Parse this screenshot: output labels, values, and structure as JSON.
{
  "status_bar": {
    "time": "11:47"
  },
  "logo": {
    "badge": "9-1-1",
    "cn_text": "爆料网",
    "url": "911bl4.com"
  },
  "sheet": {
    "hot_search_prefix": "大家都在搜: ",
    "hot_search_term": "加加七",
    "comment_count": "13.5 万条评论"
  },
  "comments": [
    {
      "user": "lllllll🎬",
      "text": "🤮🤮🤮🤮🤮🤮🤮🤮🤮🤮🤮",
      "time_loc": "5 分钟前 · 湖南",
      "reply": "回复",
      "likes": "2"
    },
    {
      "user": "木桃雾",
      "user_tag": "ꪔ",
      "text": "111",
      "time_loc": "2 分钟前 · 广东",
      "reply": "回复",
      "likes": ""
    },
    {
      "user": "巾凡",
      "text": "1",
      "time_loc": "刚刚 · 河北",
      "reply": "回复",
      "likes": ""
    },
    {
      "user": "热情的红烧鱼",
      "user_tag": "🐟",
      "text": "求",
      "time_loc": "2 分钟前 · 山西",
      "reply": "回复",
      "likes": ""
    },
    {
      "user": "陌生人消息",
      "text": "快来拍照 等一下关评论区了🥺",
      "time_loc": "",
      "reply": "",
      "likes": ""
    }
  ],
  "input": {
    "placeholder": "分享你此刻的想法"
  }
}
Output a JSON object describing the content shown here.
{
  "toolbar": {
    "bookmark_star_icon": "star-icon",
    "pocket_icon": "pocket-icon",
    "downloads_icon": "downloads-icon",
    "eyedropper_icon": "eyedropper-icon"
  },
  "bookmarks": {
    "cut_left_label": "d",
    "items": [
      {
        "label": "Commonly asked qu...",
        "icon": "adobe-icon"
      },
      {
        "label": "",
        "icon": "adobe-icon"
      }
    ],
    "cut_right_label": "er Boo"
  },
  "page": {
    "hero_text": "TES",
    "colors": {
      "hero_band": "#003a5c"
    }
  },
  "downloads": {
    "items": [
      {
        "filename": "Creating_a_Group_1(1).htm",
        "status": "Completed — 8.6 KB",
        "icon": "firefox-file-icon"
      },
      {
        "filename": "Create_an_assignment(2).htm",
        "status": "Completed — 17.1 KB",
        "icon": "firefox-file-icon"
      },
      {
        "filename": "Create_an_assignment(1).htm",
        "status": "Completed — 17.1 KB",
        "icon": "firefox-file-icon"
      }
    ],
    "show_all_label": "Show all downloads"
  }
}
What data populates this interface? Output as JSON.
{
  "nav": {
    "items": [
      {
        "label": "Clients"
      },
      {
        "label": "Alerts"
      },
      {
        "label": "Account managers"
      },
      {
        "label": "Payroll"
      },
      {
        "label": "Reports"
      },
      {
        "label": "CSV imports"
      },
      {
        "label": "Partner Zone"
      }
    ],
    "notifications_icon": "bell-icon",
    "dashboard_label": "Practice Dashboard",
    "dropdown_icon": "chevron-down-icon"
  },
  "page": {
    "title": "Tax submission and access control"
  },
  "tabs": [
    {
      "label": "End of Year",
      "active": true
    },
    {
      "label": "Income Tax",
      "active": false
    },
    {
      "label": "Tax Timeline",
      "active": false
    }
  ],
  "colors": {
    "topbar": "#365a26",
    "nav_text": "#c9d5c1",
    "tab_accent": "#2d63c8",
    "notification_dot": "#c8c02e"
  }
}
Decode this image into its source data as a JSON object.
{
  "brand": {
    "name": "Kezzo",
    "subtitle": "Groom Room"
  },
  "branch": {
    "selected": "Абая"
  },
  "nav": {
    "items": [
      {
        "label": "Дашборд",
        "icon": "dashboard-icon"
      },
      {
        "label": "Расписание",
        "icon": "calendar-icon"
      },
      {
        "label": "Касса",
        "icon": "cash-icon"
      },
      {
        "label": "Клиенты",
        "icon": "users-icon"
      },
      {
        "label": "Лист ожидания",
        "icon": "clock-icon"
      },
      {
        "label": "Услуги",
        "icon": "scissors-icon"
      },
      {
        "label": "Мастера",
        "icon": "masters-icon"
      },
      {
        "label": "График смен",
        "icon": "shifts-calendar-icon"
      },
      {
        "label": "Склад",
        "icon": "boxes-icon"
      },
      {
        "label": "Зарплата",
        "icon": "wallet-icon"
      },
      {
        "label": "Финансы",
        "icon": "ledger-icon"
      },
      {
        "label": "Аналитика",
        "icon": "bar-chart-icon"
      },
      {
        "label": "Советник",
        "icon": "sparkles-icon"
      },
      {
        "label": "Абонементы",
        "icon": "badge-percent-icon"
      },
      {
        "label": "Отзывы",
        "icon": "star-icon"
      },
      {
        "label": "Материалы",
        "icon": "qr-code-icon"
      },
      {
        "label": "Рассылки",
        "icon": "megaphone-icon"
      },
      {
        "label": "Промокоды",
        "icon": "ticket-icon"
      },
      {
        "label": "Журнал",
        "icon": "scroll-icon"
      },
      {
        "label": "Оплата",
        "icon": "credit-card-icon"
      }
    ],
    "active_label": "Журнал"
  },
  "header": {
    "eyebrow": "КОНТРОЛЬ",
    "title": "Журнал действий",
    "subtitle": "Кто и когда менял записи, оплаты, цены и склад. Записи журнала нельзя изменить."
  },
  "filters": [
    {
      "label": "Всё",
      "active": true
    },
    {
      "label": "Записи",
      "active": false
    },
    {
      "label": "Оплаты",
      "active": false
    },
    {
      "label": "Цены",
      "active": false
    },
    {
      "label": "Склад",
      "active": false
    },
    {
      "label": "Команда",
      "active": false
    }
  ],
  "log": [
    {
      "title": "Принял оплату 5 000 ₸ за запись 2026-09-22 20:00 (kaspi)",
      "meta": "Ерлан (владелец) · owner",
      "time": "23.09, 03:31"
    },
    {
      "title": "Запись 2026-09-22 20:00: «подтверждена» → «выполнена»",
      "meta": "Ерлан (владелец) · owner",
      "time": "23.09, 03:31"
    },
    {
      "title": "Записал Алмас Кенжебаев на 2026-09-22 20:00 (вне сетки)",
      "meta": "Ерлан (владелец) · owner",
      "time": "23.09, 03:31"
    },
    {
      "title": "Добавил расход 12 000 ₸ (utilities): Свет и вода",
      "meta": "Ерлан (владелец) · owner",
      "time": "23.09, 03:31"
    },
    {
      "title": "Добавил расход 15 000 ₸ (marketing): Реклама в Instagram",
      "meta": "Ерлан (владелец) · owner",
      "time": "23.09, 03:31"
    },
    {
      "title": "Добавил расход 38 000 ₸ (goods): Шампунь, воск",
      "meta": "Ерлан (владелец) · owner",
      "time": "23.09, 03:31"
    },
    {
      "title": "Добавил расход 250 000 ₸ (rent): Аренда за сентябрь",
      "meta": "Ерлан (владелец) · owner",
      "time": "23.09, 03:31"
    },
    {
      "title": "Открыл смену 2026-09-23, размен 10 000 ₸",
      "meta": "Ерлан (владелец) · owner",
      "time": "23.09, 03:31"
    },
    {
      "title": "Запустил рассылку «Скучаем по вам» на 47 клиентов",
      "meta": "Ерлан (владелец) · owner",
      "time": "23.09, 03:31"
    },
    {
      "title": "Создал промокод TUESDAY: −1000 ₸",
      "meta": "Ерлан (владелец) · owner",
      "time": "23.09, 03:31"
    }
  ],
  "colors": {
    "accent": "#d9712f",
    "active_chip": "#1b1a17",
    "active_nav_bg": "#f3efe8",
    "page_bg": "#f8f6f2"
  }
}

→ Exercise prompt
Repeat back the data above, exact to the last character.

→ Solution
Parse this screenshot: output labels, values, and structure as JSON.
{
  "status_bar": {
    "time": "11:47"
  },
  "logo": {
    "badge": "9-1-1",
    "cn_text": "爆料网",
    "url": "911bl4.com"
  },
  "sheet": {
    "hot_search_prefix": "大家都在搜: ",
    "hot_search_term": "加加七",
    "comment_count": "13.5 万条评论"
  },
  "comments": [
    {
      "user": "lllllll🎬",
      "text": "🤮🤮🤮🤮🤮🤮🤮🤮🤮🤮🤮",
      "time_loc": "5 分钟前 · 湖南",
      "reply": "回复",
      "likes": "2"
    },
    {
      "user": "木桃雾",
      "user_tag": "ꪔ",
      "text": "111",
      "time_loc": "2 分钟前 · 广东",
      "reply": "回复",
      "likes": ""
    },
    {
      "user": "巾凡",
      "text": "1",
      "time_loc": "刚刚 · 河北",
      "reply": "回复",
      "likes": ""
    },
    {
      "user": "热情的红烧鱼",
      "user_tag": "🐟",
      "text": "求",
      "time_loc": "2 分钟前 · 山西",
      "reply": "回复",
      "likes": ""
    },
    {
      "user": "陌生人消息",
      "text": "快来拍照 等一下关评论区了🥺",
      "time_loc": "",
      "reply": "",
      "likes": ""
    }
  ],
  "input": {
    "placeholder": "分享你此刻的想法"
  }
}
Output a JSON object describing the content shown here.
{
  "toolbar": {
    "bookmark_star_icon": "star-icon",
    "pocket_icon": "pocket-icon",
    "downloads_icon": "downloads-icon",
    "eyedropper_icon": "eyedropper-icon"
  },
  "bookmarks": {
    "cut_left_label": "d",
    "items": [
      {
        "label": "Commonly asked qu...",
        "icon": "adobe-icon"
      },
      {
        "label": "",
        "icon": "adobe-icon"
      }
    ],
    "cut_right_label": "er Boo"
  },
  "page": {
    "hero_text": "TES",
    "colors": {
      "hero_band": "#003a5c"
    }
  },
  "downloads": {
    "items": [
      {
        "filename": "Creating_a_Group_1(1).htm",
        "status": "Completed — 8.6 KB",
        "icon": "firefox-file-icon"
      },
      {
        "filename": "Create_an_assignment(2).htm",
        "status": "Completed — 17.1 KB",
        "icon": "firefox-file-icon"
      },
      {
        "filename": "Create_an_assignment(1).htm",
        "status": "Completed — 17.1 KB",
        "icon": "firefox-file-icon"
      }
    ],
    "show_all_label": "Show all downloads"
  }
}
What data populates this interface? Output as JSON.
{
  "nav": {
    "items": [
      {
        "label": "Clients"
      },
      {
        "label": "Alerts"
      },
      {
        "label": "Account managers"
      },
      {
        "label": "Payroll"
      },
      {
        "label": "Reports"
      },
      {
        "label": "CSV imports"
      },
      {
        "label": "Partner Zone"
      }
    ],
    "notifications_icon": "bell-icon",
    "dashboard_label": "Practice Dashboard",
    "dropdown_icon": "chevron-down-icon"
  },
  "page": {
    "title": "Tax submission and access control"
  },
  "tabs": [
    {
      "label": "End of Year",
      "active": true
    },
    {
      "label": "Income Tax",
      "active": false
    },
    {
      "label": "Tax Timeline",
      "active": false
    }
  ],
  "colors": {
    "topbar": "#365a26",
    "nav_text": "#c9d5c1",
    "tab_accent": "#2d63c8",
    "notification_dot": "#c8c02e"
  }
}
Decode this image into its source data as a JSON object.
{
  "brand": {
    "name": "Kezzo",
    "subtitle": "Groom Room"
  },
  "branch": {
    "selected": "Абая"
  },
  "nav": {
    "items": [
      {
        "label": "Дашборд",
        "icon": "dashboard-icon"
      },
      {
        "label": "Расписание",
        "icon": "calendar-icon"
      },
      {
        "label": "Касса",
        "icon": "cash-icon"
      },
      {
        "label": "Клиенты",
        "icon": "users-icon"
      },
      {
        "label": "Лист ожидания",
        "icon": "clock-icon"
      },
      {
        "label": "Услуги",
        "icon": "scissors-icon"
      },
      {
        "label": "Мастера",
        "icon": "masters-icon"
      },
      {
        "label": "График смен",
        "icon": "shifts-calendar-icon"
      },
      {
        "label": "Склад",
        "icon": "boxes-icon"
      },
      {
        "label": "Зарплата",
        "icon": "wallet-icon"
      },
      {
        "label": "Финансы",
        "icon": "ledger-icon"
      },
      {
        "label": "Аналитика",
        "icon": "bar-chart-icon"
      },
      {
        "label": "Советник",
        "icon": "sparkles-icon"
      },
      {
        "label": "Абонементы",
        "icon": "badge-percent-icon"
      },
      {
        "label": "Отзывы",
        "icon": "star-icon"
      },
      {
        "label": "Материалы",
        "icon": "qr-code-icon"
      },
      {
        "label": "Рассылки",
        "icon": "megaphone-icon"
      },
      {
        "label": "Промокоды",
        "icon": "ticket-icon"
      },
      {
        "label": "Журнал",
        "icon": "scroll-icon"
      },
      {
        "label": "Оплата",
        "icon": "credit-card-icon"
      }
    ],
    "active_label": "Журнал"
  },
  "header": {
    "eyebrow": "КОНТРОЛЬ",
    "title": "Журнал действий",
    "subtitle": "Кто и когда менял записи, оплаты, цены и склад. Записи журнала нельзя изменить."
  },
  "filters": [
    {
      "label": "Всё",
      "active": true
    },
    {
      "label": "Записи",
      "active": false
    },
    {
      "label": "Оплаты",
      "active": false
    },
    {
      "label": "Цены",
      "active": false
    },
    {
      "label": "Склад",
      "active": false
    },
    {
      "label": "Команда",
      "active": false
    }
  ],
  "log": [
    {
      "title": "Принял оплату 5 000 ₸ за запись 2026-09-22 20:00 (kaspi)",
      "meta": "Ерлан (владелец) · owner",
      "time": "23.09, 03:31"
    },
    {
      "title": "Запись 2026-09-22 20:00: «подтверждена» → «выполнена»",
      "meta": "Ерлан (владелец) · owner",
      "time": "23.09, 03:31"
    },
    {
      "title": "Записал Алмас Кенжебаев на 2026-09-22 20:00 (вне сетки)",
      "meta": "Ерлан (владелец) · owner",
      "time": "23.09, 03:31"
    },
    {
      "title": "Добавил расход 12 000 ₸ (utilities): Свет и вода",
      "meta": "Ерлан (владелец) · owner",
      "time": "23.09, 03:31"
    },
    {
      "title": "Добавил расход 15 000 ₸ (marketing): Реклама в Instagram",
      "meta": "Ерлан (владелец) · owner",
      "time": "23.09, 03:31"
    },
    {
      "title": "Добавил расход 38 000 ₸ (goods): Шампунь, воск",
      "meta": "Ерлан (владелец) · owner",
      "time": "23.09, 03:31"
    },
    {
      "title": "Добавил расход 250 000 ₸ (rent): Аренда за сентябрь",
      "meta": "Ерлан (владелец) · owner",
      "time": "23.09, 03:31"
    },
    {
      "title": "Открыл смену 2026-09-23, размен 10 000 ₸",
      "meta": "Ерлан (владелец) · owner",
      "time": "23.09, 03:31"
    },
    {
      "title": "Запустил рассылку «Скучаем по вам» на 47 клиентов",
      "meta": "Ерлан (владелец) · owner",
      "time": "23.09, 03:31"
    },
    {
      "title": "Создал промокод TUESDAY: −1000 ₸",
      "meta": "Ерлан (владелец) · owner",
      "time": "23.09, 03:31"
    }
  ],
  "colors": {
    "accent": "#d9712f",
    "active_chip": "#1b1a17",
    "active_nav_bg": "#f3efe8",
    "page_bg": "#f8f6f2"
  }
}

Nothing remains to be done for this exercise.